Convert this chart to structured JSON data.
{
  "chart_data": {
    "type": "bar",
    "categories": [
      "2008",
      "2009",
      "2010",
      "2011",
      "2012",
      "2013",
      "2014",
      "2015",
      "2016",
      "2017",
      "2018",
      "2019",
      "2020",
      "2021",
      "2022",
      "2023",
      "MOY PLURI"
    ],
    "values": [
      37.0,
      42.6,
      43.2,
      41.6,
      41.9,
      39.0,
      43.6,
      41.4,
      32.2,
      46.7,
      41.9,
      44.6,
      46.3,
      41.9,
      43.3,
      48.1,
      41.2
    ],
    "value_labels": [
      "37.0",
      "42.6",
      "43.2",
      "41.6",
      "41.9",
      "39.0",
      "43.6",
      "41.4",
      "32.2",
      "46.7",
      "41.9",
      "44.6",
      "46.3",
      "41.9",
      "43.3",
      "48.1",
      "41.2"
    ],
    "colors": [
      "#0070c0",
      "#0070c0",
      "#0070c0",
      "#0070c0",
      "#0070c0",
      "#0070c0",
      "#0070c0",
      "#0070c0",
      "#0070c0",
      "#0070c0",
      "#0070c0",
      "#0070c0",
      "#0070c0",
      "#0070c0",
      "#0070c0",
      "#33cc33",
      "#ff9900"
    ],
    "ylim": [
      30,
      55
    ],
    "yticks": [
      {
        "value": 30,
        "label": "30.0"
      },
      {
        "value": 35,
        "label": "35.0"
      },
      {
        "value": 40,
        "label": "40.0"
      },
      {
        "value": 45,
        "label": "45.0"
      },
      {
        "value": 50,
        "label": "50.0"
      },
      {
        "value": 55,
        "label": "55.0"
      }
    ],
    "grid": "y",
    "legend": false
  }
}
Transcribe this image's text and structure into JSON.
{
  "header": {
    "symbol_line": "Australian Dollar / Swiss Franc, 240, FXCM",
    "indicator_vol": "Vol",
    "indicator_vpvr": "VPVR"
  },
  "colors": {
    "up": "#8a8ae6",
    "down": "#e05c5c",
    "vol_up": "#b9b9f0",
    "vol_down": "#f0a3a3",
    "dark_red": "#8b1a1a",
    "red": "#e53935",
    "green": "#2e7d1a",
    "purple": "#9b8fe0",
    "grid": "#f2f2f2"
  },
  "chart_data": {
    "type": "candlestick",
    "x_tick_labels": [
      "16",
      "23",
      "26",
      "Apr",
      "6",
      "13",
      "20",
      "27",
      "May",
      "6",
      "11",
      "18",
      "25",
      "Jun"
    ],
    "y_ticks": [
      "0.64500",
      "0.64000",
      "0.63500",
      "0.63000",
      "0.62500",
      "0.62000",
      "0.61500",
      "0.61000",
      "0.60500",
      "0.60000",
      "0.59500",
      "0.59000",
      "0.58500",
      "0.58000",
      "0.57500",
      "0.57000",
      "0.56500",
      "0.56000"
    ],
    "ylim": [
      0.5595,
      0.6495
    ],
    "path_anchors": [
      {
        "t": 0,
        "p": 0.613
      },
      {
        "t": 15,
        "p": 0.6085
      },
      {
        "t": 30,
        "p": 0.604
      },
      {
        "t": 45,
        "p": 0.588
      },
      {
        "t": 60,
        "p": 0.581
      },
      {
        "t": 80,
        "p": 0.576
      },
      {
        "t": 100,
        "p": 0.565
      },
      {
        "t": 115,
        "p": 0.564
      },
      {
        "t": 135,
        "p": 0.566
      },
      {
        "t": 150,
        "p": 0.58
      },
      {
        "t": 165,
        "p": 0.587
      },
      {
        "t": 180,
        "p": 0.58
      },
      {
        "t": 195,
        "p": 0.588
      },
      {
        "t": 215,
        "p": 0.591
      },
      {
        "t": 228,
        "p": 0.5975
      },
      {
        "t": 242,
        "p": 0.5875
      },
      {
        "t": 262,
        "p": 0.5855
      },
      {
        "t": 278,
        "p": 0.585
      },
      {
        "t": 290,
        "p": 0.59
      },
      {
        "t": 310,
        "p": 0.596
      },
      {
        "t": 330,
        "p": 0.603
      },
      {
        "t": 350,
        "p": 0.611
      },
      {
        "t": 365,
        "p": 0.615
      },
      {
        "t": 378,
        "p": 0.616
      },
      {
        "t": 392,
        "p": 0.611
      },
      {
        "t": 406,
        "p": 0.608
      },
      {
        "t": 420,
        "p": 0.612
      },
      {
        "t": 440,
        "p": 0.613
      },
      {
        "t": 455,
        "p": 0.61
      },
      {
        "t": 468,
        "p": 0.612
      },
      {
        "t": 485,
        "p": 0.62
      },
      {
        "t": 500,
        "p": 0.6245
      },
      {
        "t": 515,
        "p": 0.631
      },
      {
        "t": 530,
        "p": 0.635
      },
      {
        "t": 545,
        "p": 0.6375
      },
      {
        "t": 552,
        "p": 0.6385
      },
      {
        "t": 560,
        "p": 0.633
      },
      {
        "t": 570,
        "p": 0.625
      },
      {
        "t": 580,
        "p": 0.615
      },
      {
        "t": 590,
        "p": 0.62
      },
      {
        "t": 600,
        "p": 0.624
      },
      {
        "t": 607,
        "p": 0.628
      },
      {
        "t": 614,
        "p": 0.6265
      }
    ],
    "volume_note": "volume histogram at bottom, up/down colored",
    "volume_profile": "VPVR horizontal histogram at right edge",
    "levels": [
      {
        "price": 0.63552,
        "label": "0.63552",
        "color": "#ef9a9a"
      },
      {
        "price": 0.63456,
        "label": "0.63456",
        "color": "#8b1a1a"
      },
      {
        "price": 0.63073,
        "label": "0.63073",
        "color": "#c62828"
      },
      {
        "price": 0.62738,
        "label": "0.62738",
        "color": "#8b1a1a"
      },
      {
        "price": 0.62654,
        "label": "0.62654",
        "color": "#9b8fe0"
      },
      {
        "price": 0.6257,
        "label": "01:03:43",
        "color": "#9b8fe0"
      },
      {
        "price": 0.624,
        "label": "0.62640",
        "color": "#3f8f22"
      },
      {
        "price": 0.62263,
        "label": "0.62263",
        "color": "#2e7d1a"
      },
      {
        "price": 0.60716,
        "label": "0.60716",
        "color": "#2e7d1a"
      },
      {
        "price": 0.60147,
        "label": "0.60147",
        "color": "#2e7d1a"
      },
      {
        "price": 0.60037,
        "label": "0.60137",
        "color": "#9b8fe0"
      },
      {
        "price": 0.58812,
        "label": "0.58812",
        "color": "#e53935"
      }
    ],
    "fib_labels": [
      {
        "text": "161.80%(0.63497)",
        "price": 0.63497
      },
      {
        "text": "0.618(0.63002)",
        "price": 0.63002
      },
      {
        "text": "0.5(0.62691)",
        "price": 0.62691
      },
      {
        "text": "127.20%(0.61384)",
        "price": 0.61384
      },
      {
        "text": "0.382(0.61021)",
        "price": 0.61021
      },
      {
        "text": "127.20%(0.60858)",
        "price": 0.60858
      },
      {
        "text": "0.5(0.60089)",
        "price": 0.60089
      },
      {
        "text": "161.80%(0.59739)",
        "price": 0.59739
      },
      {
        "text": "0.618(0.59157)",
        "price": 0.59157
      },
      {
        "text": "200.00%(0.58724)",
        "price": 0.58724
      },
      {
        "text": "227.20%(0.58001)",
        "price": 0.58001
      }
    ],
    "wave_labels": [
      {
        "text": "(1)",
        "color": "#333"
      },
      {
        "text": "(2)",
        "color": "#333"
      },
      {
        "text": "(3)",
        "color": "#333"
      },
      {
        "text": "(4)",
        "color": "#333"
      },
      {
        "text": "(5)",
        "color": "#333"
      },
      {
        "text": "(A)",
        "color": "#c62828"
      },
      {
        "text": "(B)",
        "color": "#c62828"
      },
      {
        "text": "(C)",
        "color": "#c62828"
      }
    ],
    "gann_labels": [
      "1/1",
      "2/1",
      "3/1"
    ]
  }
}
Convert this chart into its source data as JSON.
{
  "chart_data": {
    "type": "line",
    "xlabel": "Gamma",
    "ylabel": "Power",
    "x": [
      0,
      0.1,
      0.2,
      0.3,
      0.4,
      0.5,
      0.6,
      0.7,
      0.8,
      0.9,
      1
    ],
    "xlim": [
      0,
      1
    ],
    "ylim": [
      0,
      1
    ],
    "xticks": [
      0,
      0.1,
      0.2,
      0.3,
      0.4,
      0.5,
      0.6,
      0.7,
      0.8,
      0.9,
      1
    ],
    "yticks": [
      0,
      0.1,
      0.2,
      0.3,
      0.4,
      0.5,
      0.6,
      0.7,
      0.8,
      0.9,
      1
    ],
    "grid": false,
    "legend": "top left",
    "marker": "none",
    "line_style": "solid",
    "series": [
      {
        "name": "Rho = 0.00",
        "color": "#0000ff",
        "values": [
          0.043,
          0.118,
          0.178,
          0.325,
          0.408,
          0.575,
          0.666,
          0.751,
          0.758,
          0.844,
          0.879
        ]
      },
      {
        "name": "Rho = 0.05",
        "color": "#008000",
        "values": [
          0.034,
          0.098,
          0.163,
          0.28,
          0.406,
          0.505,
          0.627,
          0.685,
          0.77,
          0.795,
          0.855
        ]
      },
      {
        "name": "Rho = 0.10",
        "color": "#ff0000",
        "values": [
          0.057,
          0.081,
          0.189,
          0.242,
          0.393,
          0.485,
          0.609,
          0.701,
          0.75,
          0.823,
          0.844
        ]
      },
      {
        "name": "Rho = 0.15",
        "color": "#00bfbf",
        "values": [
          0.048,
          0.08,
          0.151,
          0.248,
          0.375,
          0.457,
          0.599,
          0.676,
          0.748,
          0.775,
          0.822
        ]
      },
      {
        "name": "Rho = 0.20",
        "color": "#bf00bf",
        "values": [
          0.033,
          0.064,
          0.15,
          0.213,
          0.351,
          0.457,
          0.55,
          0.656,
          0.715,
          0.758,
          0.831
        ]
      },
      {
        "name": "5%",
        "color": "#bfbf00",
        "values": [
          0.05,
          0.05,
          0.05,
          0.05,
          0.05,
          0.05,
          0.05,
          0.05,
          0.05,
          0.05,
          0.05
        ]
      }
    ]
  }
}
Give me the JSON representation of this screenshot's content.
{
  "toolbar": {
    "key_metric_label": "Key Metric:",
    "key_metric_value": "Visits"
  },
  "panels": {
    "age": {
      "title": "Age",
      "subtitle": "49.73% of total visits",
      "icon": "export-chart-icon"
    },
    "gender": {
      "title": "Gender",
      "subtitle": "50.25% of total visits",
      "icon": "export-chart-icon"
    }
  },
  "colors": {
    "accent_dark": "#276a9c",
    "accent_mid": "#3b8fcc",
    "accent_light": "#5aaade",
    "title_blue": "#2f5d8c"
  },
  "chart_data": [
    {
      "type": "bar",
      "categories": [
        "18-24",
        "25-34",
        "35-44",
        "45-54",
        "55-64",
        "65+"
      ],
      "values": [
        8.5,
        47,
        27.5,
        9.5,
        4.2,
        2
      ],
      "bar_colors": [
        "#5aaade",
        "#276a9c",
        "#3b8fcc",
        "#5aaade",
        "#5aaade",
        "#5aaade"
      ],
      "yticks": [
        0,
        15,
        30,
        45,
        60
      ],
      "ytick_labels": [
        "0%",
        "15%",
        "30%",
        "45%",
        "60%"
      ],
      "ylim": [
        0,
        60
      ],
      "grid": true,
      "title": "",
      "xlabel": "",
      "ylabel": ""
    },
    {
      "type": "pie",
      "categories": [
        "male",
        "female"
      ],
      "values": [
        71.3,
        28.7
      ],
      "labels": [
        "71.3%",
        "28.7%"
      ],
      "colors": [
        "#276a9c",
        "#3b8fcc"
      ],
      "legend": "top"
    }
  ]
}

→ **STATED EXERCISE**
Find the lines containing "histogram" and list every one of them.

→ **FULL SOLUTION**
    "volume_note": "volume histogram at bottom, up/down colored",
    "volume_profile": "VPVR horizontal histogram at right edge",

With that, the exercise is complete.